-- BEGIN RAW DATA --

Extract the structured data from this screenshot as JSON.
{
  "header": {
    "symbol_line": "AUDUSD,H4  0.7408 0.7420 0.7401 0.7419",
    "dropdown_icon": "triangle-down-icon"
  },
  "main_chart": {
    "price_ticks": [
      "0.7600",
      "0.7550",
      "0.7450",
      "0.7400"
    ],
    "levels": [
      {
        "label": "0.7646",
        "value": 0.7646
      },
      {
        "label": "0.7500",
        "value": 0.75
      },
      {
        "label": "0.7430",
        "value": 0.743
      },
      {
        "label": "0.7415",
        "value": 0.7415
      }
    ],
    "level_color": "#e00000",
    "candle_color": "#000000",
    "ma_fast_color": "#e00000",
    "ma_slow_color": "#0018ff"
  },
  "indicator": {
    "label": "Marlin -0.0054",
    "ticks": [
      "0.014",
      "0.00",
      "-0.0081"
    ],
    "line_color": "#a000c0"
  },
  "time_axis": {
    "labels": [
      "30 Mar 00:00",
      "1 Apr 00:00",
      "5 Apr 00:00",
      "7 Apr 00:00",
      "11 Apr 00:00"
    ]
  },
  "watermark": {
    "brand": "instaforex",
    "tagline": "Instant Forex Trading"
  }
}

-- END RAW DATA --

# PROMPT:
Restate the listing in full, word for word.

# FINAL RESULT:
Extract the structured data from this screenshot as JSON.
{
  "header": {
    "symbol_line": "AUDUSD,H4  0.7408 0.7420 0.7401 0.7419",
    "dropdown_icon": "triangle-down-icon"
  },
  "main_chart": {
    "price_ticks": [
      "0.7600",
      "0.7550",
      "0.7450",
      "0.7400"
    ],
    "levels": [
      {
        "label": "0.7646",
        "value": 0.7646
      },
      {
        "label": "0.7500",
        "value": 0.75
      },
      {
        "label": "0.7430",
        "value": 0.743
      },
      {
        "label": "0.7415",
        "value": 0.7415
      }
    ],
    "level_color": "#e00000",
    "candle_color": "#000000",
    "ma_fast_color": "#e00000",
    "ma_slow_color": "#0018ff"
  },
  "indicator": {
    "label": "Marlin -0.0054",
    "ticks": [
      "0.014",
      "0.00",
      "-0.0081"
    ],
    "line_color": "#a000c0"
  },
  "time_axis": {
    "labels": [
      "30 Mar 00:00",
      "1 Apr 00:00",
      "5 Apr 00:00",
      "7 Apr 00:00",
      "11 Apr 00:00"
    ]
  },
  "watermark": {
    "brand": "instaforex",
    "tagline": "Instant Forex Trading"
  }
}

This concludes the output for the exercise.